■ Objective: Update all the records below, replacing "brand-name" with "brand-label" everywhere and leaving every other line and character untouched. Omit the pictures from your output.

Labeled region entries
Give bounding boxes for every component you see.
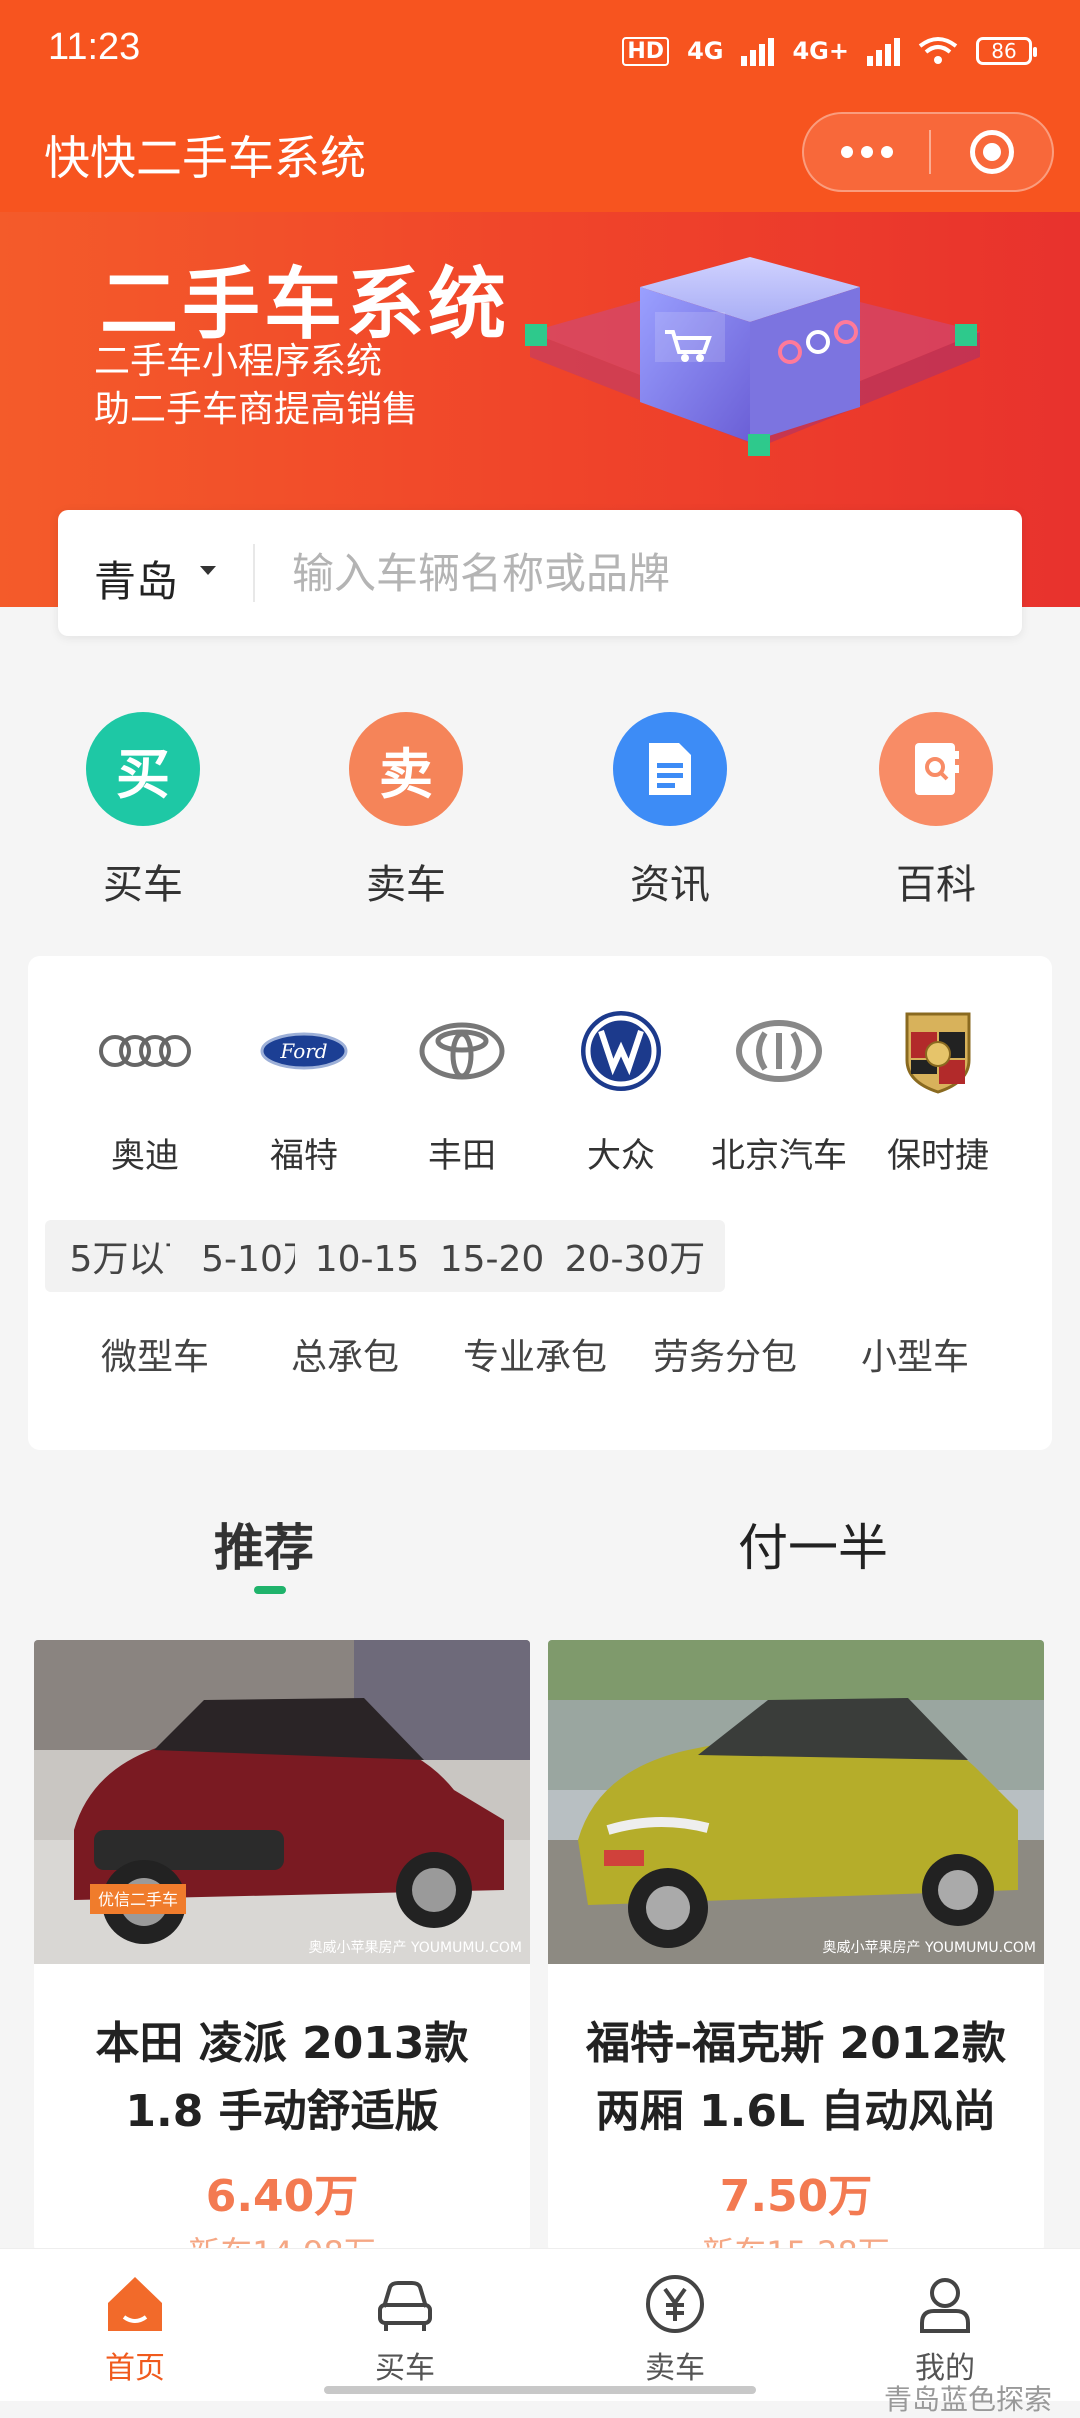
quick-link-encyclopedia[interactable]: 百科 <box>856 712 1016 910</box>
more-menu-button[interactable] <box>804 114 930 190</box>
quick-links: 买 买车 卖 卖车 资讯 百科 <box>0 712 1080 912</box>
battery-icon: 86 <box>976 37 1037 65</box>
search-bar: 青岛 <box>58 510 1022 636</box>
wechat-watermark: 青岛蓝色探索 <box>883 2383 1052 2416</box>
car-icon <box>374 2273 436 2335</box>
brand-ford[interactable]: Ford 福特 <box>229 996 379 1177</box>
brand-name: 奥迪 <box>111 1136 179 1176</box>
signal-icon-2 <box>867 36 900 66</box>
ford-logo-text: Ford <box>279 1039 327 1063</box>
search-divider <box>253 544 255 602</box>
miniprogram-capsule <box>802 112 1054 192</box>
brand-audi[interactable]: 奥迪 <box>70 996 220 1177</box>
car-type-item[interactable]: 专业承包 <box>440 1328 630 1380</box>
nav-label: 买车 <box>375 2351 435 2386</box>
ford-logo-icon: Ford <box>229 996 379 1106</box>
close-miniprogram-button[interactable] <box>970 130 1014 174</box>
sell-icon: 卖 <box>349 712 463 826</box>
audi-logo-icon <box>70 996 220 1106</box>
nav-profile[interactable]: 我的 <box>870 2273 1020 2387</box>
home-icon <box>104 2273 166 2335</box>
app-title: 快快二手车系统 <box>44 131 366 185</box>
brand-porsche[interactable]: 保时捷 <box>863 996 1013 1177</box>
news-icon <box>613 712 727 826</box>
car-type-item[interactable]: 总承包 <box>250 1328 440 1380</box>
app-header: 11:23 HD 4G 4G+ 86 快快二手车系统 <box>0 0 1080 212</box>
signal-icon <box>741 36 775 66</box>
car-title: 本田 凌派 2013款 1.8 手动舒适版 <box>95 2018 469 2137</box>
ecommerce-cube-illustration <box>525 257 980 456</box>
brand-name: 福特 <box>270 1136 338 1176</box>
photo-badge: 优信二手车 <box>98 1890 178 1909</box>
car-photo: 优信二手车 奥威小苹果房产 YOUMUMU.COM <box>34 1640 530 1964</box>
toyota-logo-icon <box>387 996 537 1106</box>
brand-name: 大众 <box>587 1136 655 1176</box>
price-range-chip[interactable]: 20-30万 <box>545 1220 725 1292</box>
car-listing-card[interactable]: 奥威小苹果房产 YOUMUMU.COM 福特-福克斯 2012款 两厢 1.6L… <box>548 1640 1044 2250</box>
brand-name: 保时捷 <box>887 1136 989 1176</box>
gesture-bar[interactable] <box>324 2386 756 2394</box>
wifi-icon <box>918 37 958 64</box>
car-type-item[interactable]: 劳务分包 <box>630 1328 820 1380</box>
brand-name: 丰田 <box>428 1136 496 1176</box>
user-icon <box>914 2273 976 2335</box>
category-card: 奥迪 Ford 福特 丰田 大众 北京汽车 保时捷 5万以下 5-10万 10-… <box>28 956 1052 1450</box>
car-photo: 奥威小苹果房产 YOUMUMU.COM <box>548 1640 1044 1964</box>
photo-watermark: 奥威小苹果房产 YOUMUMU.COM <box>823 1939 1036 1956</box>
quick-link-label: 资讯 <box>630 862 710 908</box>
brand-volkswagen[interactable]: 大众 <box>546 996 696 1177</box>
search-input[interactable] <box>290 540 994 606</box>
chevron-down-icon[interactable] <box>200 566 216 575</box>
network-label-1: 4G <box>687 37 724 65</box>
status-time: 11:23 <box>48 26 141 68</box>
banner-subtitle-2: 助二手车商提高销售 <box>94 389 419 430</box>
car-type-item[interactable]: 小型车 <box>820 1328 1010 1380</box>
tab-recommend[interactable]: 推荐 <box>214 1508 314 1580</box>
new-car-price: 新车15.28万 <box>548 2228 1044 2250</box>
brand-name: 北京汽车 <box>711 1136 847 1176</box>
tab-pay-half[interactable]: 付一半 <box>738 1508 888 1580</box>
quick-link-label: 卖车 <box>366 862 446 908</box>
hd-icon: HD <box>622 36 670 66</box>
quick-link-label: 买车 <box>103 862 183 908</box>
capsule-divider <box>929 130 931 174</box>
buy-icon: 买 <box>86 712 200 826</box>
car-type-item[interactable]: 微型车 <box>60 1328 250 1380</box>
nav-buy-car[interactable]: 买车 <box>330 2273 480 2387</box>
nav-label: 卖车 <box>645 2351 705 2386</box>
nav-sell-car[interactable]: 卖车 <box>600 2273 750 2387</box>
volkswagen-logo-icon <box>546 996 696 1106</box>
car-price: 7.50万 <box>719 2171 873 2222</box>
yen-icon <box>644 2273 706 2335</box>
porsche-logo-icon <box>863 996 1013 1106</box>
new-car-price: 新车14.98万 <box>34 2228 530 2250</box>
encyclopedia-icon <box>879 712 993 826</box>
banner-subtitle-1: 二手车小程序系统 <box>94 341 383 382</box>
status-bar: 11:23 HD 4G 4G+ 86 <box>0 0 1080 100</box>
nav-label: 首页 <box>105 2351 165 2386</box>
quick-link-buy-car[interactable]: 买 买车 <box>63 712 223 910</box>
brand-baic[interactable]: 北京汽车 <box>704 996 854 1177</box>
network-label-2: 4G+ <box>792 37 849 65</box>
status-icons: HD 4G 4G+ 86 <box>622 26 1037 76</box>
quick-link-news[interactable]: 资讯 <box>590 712 750 910</box>
brand-toyota[interactable]: 丰田 <box>387 996 537 1177</box>
active-tab-indicator <box>254 1586 286 1594</box>
baic-logo-icon <box>704 996 854 1106</box>
car-title: 福特-福克斯 2012款 两厢 1.6L 自动风尚 <box>585 2018 1007 2137</box>
city-selector[interactable]: 青岛 <box>94 548 178 609</box>
photo-watermark: 奥威小苹果房产 YOUMUMU.COM <box>309 1939 522 1956</box>
nav-home[interactable]: 首页 <box>60 2273 210 2387</box>
battery-level: 86 <box>991 39 1017 63</box>
car-listing-card[interactable]: 优信二手车 奥威小苹果房产 YOUMUMU.COM 本田 凌派 2013款 1.… <box>34 1640 530 2250</box>
quick-link-sell-car[interactable]: 卖 卖车 <box>326 712 486 910</box>
car-price: 6.40万 <box>205 2171 359 2222</box>
quick-link-label: 百科 <box>896 862 976 908</box>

■ Task solution:
Give bounding boxes for every component you see.
quick-link-encyclopedia[interactable]: 百科 <box>856 712 1016 910</box>
more-menu-button[interactable] <box>804 114 930 190</box>
quick-links: 买 买车 卖 卖车 资讯 百科 <box>0 712 1080 912</box>
battery-icon: 86 <box>976 37 1037 65</box>
search-bar: 青岛 <box>58 510 1022 636</box>
wechat-watermark: 青岛蓝色探索 <box>883 2383 1052 2416</box>
car-icon <box>374 2273 436 2335</box>
brand-ford[interactable]: Ford 福特 <box>229 996 379 1177</box>
brand-label: 奥迪 <box>111 1136 179 1176</box>
signal-icon-2 <box>867 36 900 66</box>
ford-logo-text: Ford <box>279 1039 327 1063</box>
search-divider <box>253 544 255 602</box>
miniprogram-capsule <box>802 112 1054 192</box>
brand-audi[interactable]: 奥迪 <box>70 996 220 1177</box>
car-type-item[interactable]: 专业承包 <box>440 1328 630 1380</box>
nav-label: 买车 <box>375 2351 435 2386</box>
ford-logo-icon: Ford <box>229 996 379 1106</box>
close-miniprogram-button[interactable] <box>970 130 1014 174</box>
sell-icon: 卖 <box>349 712 463 826</box>
audi-logo-icon <box>70 996 220 1106</box>
nav-profile[interactable]: 我的 <box>870 2273 1020 2387</box>
home-icon <box>104 2273 166 2335</box>
app-title: 快快二手车系统 <box>44 131 366 185</box>
brand-porsche[interactable]: 保时捷 <box>863 996 1013 1177</box>
news-icon <box>613 712 727 826</box>
car-type-item[interactable]: 总承包 <box>250 1328 440 1380</box>
app-header: 11:23 HD 4G 4G+ 86 快快二手车系统 <box>0 0 1080 212</box>
signal-icon <box>741 36 775 66</box>
car-title: 本田 凌派 2013款 1.8 手动舒适版 <box>95 2018 469 2137</box>
ecommerce-cube-illustration <box>525 257 980 456</box>
brand-label: 福特 <box>270 1136 338 1176</box>
photo-badge: 优信二手车 <box>98 1890 178 1909</box>
car-photo: 优信二手车 奥威小苹果房产 YOUMUMU.COM <box>34 1640 530 1964</box>
toyota-logo-icon <box>387 996 537 1106</box>
brand-label: 大众 <box>587 1136 655 1176</box>
price-range-chip[interactable]: 20-30万 <box>545 1220 725 1292</box>
car-listing-card[interactable]: 奥威小苹果房产 YOUMUMU.COM 福特-福克斯 2012款 两厢 1.6L… <box>548 1640 1044 2250</box>
brand-label: 保时捷 <box>887 1136 989 1176</box>
gesture-bar[interactable] <box>324 2386 756 2394</box>
wifi-icon <box>918 37 958 64</box>
car-type-item[interactable]: 劳务分包 <box>630 1328 820 1380</box>
brand-label: 丰田 <box>428 1136 496 1176</box>
user-icon <box>914 2273 976 2335</box>
category-card: 奥迪 Ford 福特 丰田 大众 北京汽车 保时捷 5万以下 5-10万 10-… <box>28 956 1052 1450</box>
car-photo: 奥威小苹果房产 YOUMUMU.COM <box>548 1640 1044 1964</box>
photo-watermark: 奥威小苹果房产 YOUMUMU.COM <box>823 1939 1036 1956</box>
quick-link-label: 资讯 <box>630 862 710 908</box>
brand-volkswagen[interactable]: 大众 <box>546 996 696 1177</box>
search-input[interactable] <box>290 540 994 606</box>
chevron-down-icon[interactable] <box>200 566 216 575</box>
network-label-1: 4G <box>687 37 724 65</box>
status-time: 11:23 <box>48 26 141 68</box>
banner-subtitle-2: 助二手车商提高销售 <box>94 389 419 430</box>
car-type-item[interactable]: 小型车 <box>820 1328 1010 1380</box>
tab-recommend[interactable]: 推荐 <box>214 1508 314 1580</box>
new-car-price: 新车15.28万 <box>548 2228 1044 2250</box>
brand-label: 北京汽车 <box>711 1136 847 1176</box>
tab-pay-half[interactable]: 付一半 <box>738 1508 888 1580</box>
quick-link-label: 卖车 <box>366 862 446 908</box>
hd-icon: HD <box>622 36 670 66</box>
quick-link-label: 买车 <box>103 862 183 908</box>
capsule-divider <box>929 130 931 174</box>
buy-icon: 买 <box>86 712 200 826</box>
car-type-item[interactable]: 微型车 <box>60 1328 250 1380</box>
nav-buy-car[interactable]: 买车 <box>330 2273 480 2387</box>
nav-label: 卖车 <box>645 2351 705 2386</box>
nav-sell-car[interactable]: 卖车 <box>600 2273 750 2387</box>
volkswagen-logo-icon <box>546 996 696 1106</box>
car-price: 7.50万 <box>719 2171 873 2222</box>
yen-icon <box>644 2273 706 2335</box>
porsche-logo-icon <box>863 996 1013 1106</box>
new-car-price: 新车14.98万 <box>34 2228 530 2250</box>
encyclopedia-icon <box>879 712 993 826</box>
banner-subtitle-1: 二手车小程序系统 <box>94 341 383 382</box>
status-bar: 11:23 HD 4G 4G+ 86 <box>0 0 1080 100</box>
nav-label: 首页 <box>105 2351 165 2386</box>
quick-link-buy-car[interactable]: 买 买车 <box>63 712 223 910</box>
brand-baic[interactable]: 北京汽车 <box>704 996 854 1177</box>
network-label-2: 4G+ <box>792 37 849 65</box>
status-icons: HD 4G 4G+ 86 <box>622 26 1037 76</box>
quick-link-news[interactable]: 资讯 <box>590 712 750 910</box>
brand-toyota[interactable]: 丰田 <box>387 996 537 1177</box>
active-tab-indicator <box>254 1586 286 1594</box>
baic-logo-icon <box>704 996 854 1106</box>
car-title: 福特-福克斯 2012款 两厢 1.6L 自动风尚 <box>585 2018 1007 2137</box>
city-selector[interactable]: 青岛 <box>94 548 178 609</box>
photo-watermark: 奥威小苹果房产 YOUMUMU.COM <box>309 1939 522 1956</box>
nav-home[interactable]: 首页 <box>60 2273 210 2387</box>
battery-level: 86 <box>991 39 1017 63</box>
car-listing-card[interactable]: 优信二手车 奥威小苹果房产 YOUMUMU.COM 本田 凌派 2013款 1.… <box>34 1640 530 2250</box>
quick-link-sell-car[interactable]: 卖 卖车 <box>326 712 486 910</box>
car-price: 6.40万 <box>205 2171 359 2222</box>
quick-link-label: 百科 <box>896 862 976 908</box>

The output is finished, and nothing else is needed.